• Task description: Pick out the lines below that contain the string "Enfant" and copy them all.

• Records to use:
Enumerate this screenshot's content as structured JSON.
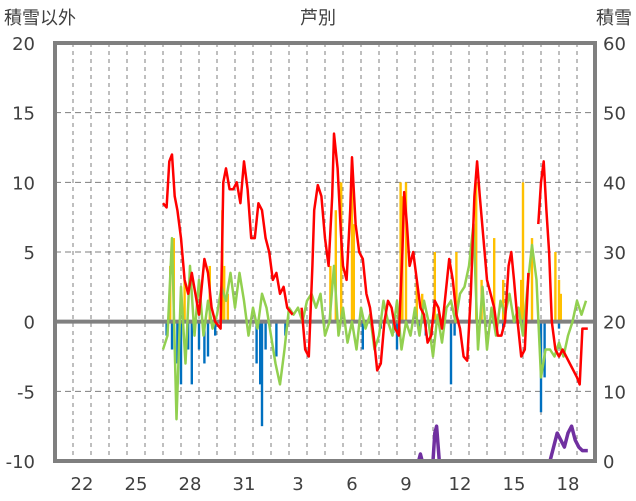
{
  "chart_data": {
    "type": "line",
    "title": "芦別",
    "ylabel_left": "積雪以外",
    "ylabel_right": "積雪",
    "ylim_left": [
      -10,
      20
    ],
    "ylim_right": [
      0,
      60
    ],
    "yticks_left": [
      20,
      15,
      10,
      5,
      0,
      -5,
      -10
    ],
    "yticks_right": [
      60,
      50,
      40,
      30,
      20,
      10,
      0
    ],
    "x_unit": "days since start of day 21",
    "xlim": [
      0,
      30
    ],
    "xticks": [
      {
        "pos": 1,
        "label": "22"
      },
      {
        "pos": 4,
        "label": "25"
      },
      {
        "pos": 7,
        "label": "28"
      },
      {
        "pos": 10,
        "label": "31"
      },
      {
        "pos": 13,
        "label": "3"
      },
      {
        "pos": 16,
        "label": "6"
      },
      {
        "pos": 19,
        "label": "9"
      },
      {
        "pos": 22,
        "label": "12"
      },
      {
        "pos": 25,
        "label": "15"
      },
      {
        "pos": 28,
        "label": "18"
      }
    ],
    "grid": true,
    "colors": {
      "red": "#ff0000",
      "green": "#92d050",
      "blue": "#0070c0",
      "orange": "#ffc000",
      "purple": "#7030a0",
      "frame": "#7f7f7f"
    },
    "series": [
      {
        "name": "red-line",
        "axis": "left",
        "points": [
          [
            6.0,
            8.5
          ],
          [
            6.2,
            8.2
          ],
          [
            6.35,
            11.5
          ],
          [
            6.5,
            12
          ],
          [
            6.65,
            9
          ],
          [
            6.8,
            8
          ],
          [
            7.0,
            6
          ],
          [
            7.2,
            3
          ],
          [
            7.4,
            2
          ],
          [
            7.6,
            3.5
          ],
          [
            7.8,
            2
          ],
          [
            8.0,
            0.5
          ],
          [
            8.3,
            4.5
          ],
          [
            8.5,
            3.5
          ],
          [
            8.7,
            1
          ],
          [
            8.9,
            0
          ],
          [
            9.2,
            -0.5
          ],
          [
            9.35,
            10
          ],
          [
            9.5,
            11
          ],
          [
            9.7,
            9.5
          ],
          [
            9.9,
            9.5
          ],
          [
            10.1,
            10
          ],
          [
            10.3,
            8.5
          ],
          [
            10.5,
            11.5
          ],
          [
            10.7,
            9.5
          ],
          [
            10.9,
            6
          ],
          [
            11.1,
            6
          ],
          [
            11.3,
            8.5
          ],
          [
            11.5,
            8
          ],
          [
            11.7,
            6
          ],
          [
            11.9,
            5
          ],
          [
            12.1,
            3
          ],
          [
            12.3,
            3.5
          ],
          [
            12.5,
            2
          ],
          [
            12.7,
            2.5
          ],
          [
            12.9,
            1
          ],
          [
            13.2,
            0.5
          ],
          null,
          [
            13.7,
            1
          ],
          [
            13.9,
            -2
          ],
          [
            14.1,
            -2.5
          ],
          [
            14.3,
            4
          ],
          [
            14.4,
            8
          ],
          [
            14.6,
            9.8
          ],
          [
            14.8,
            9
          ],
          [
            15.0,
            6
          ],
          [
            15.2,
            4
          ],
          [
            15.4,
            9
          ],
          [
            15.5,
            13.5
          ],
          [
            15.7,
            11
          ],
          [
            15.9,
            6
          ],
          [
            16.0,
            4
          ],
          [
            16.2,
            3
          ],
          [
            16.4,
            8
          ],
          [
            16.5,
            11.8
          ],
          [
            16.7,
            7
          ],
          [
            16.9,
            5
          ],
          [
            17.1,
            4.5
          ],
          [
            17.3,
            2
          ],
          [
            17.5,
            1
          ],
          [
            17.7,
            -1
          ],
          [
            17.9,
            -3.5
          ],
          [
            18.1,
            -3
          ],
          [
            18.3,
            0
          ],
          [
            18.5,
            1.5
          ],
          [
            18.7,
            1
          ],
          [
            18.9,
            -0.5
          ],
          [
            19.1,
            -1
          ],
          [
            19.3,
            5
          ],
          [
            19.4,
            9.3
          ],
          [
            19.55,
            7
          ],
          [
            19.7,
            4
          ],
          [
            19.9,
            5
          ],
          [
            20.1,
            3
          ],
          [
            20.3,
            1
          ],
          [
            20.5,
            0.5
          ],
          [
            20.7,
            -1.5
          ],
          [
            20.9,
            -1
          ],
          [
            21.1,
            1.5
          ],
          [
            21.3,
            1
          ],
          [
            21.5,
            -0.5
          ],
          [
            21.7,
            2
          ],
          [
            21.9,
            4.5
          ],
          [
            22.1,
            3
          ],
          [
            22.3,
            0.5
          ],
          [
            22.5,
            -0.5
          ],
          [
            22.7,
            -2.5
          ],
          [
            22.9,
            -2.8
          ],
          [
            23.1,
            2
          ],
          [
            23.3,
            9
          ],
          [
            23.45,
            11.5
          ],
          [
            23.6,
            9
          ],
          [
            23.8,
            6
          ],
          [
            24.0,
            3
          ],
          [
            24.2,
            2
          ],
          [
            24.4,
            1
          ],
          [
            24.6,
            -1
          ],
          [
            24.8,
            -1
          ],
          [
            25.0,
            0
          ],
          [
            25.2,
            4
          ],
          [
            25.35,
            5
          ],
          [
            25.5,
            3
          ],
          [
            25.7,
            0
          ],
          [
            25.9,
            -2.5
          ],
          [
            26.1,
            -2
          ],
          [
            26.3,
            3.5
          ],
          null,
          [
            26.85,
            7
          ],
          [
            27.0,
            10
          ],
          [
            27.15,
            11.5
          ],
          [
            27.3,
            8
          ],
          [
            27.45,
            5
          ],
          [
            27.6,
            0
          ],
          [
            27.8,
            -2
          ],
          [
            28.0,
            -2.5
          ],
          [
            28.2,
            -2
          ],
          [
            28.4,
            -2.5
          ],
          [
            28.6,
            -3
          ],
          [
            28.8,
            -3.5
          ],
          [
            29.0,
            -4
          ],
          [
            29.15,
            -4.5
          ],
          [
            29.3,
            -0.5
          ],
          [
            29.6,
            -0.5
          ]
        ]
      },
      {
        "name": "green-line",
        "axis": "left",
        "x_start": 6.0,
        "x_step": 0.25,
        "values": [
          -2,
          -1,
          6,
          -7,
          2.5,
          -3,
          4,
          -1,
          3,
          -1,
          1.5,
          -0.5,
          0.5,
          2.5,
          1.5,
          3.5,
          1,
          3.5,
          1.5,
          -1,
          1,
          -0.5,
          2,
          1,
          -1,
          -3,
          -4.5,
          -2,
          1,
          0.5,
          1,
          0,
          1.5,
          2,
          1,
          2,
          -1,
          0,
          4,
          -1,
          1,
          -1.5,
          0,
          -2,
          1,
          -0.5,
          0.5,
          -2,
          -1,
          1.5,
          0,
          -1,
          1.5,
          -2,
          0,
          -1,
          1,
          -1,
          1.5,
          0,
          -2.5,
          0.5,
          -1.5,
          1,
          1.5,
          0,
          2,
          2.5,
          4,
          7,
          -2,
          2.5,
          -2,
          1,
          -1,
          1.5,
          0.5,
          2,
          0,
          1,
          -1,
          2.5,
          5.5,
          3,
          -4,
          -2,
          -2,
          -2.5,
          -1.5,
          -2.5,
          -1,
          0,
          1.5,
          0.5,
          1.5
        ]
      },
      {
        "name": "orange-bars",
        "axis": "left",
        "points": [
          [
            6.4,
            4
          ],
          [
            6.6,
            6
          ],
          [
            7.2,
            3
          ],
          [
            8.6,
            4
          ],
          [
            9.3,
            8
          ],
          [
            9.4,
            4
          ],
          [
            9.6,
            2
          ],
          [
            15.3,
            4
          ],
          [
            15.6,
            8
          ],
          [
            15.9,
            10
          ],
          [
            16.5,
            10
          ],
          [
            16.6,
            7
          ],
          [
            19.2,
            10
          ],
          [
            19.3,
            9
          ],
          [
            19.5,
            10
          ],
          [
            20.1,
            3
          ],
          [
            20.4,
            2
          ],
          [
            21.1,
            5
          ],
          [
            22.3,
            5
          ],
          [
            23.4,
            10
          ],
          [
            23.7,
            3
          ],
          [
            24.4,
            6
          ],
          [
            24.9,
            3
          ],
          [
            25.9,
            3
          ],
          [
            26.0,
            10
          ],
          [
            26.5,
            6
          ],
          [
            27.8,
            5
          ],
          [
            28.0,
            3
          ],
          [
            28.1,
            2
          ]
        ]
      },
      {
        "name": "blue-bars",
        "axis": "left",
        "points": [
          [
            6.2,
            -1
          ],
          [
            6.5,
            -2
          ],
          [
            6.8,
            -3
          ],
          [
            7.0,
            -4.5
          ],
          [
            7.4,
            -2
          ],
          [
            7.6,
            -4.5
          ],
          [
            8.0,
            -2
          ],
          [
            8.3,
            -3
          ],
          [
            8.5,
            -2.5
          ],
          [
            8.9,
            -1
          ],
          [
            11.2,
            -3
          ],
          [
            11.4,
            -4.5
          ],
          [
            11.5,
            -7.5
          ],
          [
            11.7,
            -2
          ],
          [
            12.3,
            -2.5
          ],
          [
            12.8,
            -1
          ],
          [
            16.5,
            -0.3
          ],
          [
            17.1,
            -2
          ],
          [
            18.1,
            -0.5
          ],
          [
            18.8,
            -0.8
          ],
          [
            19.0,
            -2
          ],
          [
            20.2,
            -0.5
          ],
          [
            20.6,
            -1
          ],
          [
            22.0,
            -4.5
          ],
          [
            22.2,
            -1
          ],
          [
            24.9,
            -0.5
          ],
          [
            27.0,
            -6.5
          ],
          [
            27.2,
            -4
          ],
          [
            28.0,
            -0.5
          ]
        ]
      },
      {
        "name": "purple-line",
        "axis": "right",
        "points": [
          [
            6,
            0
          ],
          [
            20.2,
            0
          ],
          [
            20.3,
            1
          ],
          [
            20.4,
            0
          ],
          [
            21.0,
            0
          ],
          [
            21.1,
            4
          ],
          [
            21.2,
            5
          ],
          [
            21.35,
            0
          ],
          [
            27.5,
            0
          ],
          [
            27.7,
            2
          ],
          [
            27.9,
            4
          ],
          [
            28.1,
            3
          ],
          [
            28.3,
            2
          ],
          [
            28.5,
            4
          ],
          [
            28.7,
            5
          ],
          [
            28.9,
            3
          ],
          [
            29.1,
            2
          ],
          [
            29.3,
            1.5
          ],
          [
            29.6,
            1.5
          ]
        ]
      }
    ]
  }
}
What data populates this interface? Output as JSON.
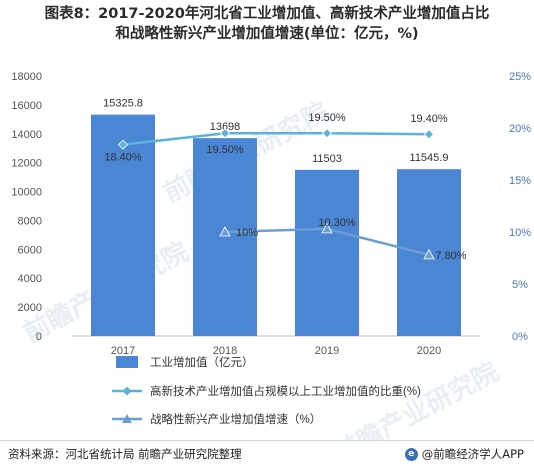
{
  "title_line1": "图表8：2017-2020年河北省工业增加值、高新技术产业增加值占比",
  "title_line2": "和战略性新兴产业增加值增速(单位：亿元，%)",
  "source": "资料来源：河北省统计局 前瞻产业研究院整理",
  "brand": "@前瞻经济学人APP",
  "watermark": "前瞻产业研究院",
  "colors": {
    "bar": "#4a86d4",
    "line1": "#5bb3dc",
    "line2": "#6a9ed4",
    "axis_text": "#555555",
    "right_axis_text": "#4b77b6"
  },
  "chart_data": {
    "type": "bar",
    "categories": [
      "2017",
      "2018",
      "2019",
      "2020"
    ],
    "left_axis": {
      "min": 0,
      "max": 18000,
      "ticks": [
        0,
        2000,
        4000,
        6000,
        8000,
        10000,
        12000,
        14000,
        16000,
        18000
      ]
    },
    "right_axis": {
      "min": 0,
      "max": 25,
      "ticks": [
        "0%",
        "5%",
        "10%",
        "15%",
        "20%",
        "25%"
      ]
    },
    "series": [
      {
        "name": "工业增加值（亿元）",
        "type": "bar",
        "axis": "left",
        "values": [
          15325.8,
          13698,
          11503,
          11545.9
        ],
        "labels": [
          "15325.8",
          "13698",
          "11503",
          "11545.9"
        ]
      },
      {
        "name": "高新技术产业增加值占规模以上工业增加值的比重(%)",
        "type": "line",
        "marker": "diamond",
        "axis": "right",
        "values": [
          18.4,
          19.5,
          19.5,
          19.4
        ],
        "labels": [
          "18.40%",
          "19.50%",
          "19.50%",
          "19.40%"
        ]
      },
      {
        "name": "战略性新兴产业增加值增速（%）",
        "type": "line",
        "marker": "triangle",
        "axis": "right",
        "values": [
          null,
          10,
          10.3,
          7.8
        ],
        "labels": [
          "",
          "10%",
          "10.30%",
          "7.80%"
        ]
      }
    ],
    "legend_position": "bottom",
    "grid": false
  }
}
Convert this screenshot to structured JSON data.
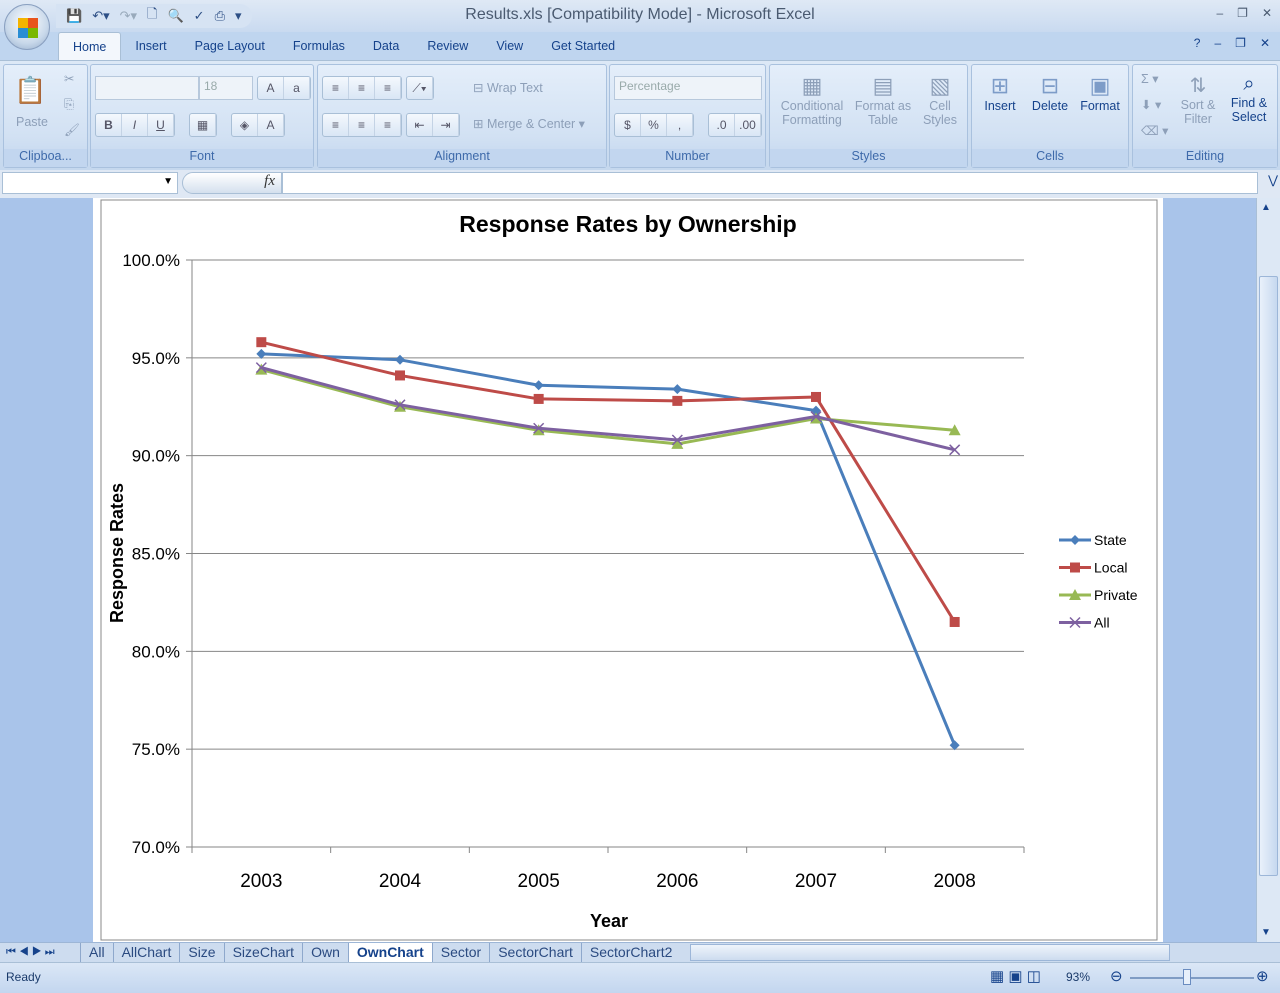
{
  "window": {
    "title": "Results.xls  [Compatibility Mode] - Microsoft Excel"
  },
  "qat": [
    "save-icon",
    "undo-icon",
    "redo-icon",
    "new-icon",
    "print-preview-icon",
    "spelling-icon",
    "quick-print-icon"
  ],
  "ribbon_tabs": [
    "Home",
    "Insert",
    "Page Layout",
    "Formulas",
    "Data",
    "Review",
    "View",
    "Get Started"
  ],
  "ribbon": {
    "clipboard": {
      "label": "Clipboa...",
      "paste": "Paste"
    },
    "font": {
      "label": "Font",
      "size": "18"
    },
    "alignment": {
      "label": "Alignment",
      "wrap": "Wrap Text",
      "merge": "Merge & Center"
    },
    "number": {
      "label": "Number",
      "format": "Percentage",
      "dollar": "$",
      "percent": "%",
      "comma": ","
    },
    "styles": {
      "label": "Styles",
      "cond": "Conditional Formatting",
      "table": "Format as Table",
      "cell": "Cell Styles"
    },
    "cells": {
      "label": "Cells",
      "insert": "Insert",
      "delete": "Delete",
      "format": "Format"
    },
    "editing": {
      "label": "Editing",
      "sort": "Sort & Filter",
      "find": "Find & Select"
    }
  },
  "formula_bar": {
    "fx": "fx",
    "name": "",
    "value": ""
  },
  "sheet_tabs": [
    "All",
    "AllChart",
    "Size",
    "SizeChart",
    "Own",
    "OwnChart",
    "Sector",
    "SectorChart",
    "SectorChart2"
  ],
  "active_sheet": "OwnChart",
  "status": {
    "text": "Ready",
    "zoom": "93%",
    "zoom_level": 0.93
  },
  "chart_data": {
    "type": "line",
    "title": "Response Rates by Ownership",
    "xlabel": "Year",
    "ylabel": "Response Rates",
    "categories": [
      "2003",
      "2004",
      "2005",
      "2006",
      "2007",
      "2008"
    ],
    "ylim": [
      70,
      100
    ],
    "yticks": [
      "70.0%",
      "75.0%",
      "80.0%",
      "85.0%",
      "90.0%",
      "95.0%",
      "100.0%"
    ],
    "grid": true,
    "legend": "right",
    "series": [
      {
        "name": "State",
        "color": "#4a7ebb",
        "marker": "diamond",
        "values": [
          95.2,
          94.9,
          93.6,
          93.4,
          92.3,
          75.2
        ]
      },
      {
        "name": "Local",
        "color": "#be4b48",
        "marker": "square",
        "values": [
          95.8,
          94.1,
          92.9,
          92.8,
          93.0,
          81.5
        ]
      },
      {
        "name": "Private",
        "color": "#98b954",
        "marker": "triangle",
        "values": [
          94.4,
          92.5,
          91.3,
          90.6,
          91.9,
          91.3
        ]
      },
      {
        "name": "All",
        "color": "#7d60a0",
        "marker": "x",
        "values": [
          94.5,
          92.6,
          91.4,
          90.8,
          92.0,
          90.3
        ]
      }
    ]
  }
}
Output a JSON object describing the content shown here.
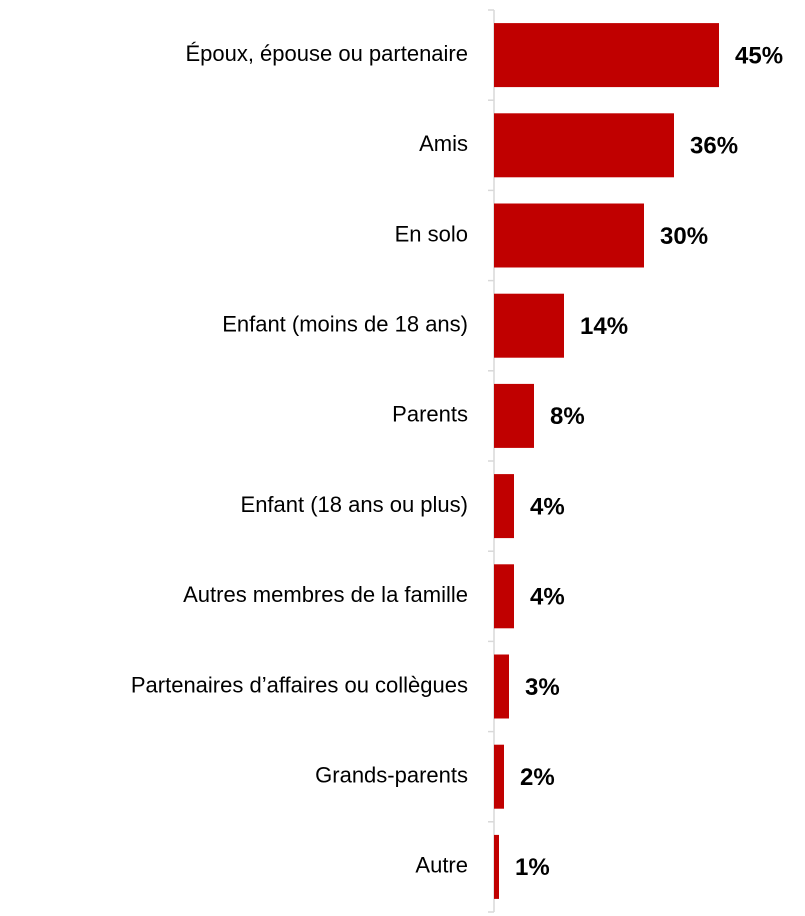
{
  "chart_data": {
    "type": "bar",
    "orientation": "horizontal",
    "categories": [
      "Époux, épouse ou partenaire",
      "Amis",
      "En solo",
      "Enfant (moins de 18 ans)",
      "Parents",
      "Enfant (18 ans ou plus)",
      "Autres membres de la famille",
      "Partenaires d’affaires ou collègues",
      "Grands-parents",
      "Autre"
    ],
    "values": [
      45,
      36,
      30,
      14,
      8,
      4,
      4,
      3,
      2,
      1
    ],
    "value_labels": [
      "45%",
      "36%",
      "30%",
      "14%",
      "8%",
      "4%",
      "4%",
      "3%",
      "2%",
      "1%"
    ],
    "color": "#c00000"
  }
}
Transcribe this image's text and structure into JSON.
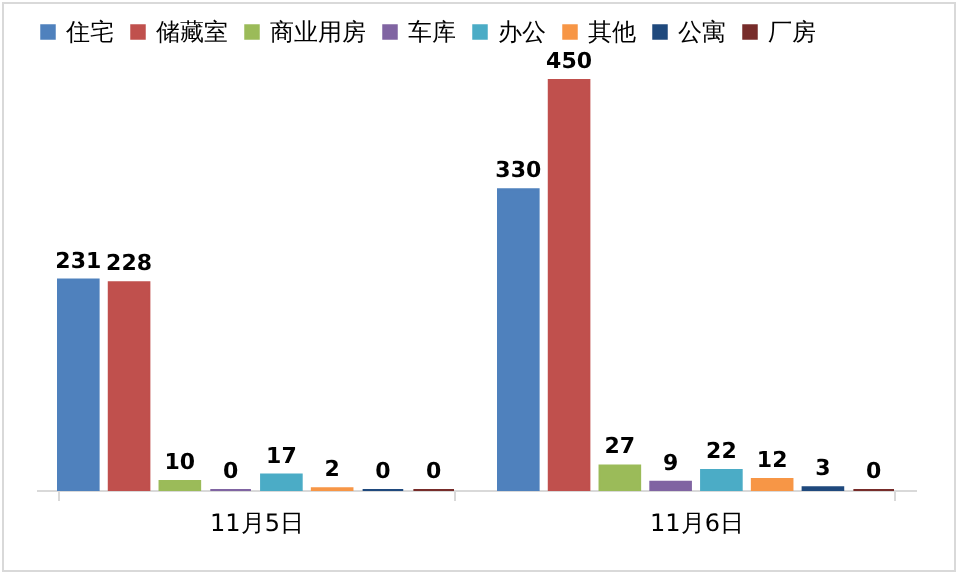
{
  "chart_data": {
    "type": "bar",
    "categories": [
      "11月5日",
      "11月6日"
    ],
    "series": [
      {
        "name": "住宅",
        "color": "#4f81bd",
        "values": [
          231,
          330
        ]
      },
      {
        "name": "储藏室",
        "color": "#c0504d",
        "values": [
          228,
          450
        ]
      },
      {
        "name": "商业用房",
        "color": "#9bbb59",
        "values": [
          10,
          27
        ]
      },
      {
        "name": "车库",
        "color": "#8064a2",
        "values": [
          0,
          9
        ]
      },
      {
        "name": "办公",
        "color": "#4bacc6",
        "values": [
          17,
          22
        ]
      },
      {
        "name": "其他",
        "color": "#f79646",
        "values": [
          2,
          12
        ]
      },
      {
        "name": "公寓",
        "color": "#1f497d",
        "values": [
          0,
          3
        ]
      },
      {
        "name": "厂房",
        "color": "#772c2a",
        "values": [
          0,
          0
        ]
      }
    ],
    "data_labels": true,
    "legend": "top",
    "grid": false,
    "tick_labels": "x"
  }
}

• Finished exercise:
      "Enfant (moins de 18 ans)",
      "Enfant (18 ans ou plus)",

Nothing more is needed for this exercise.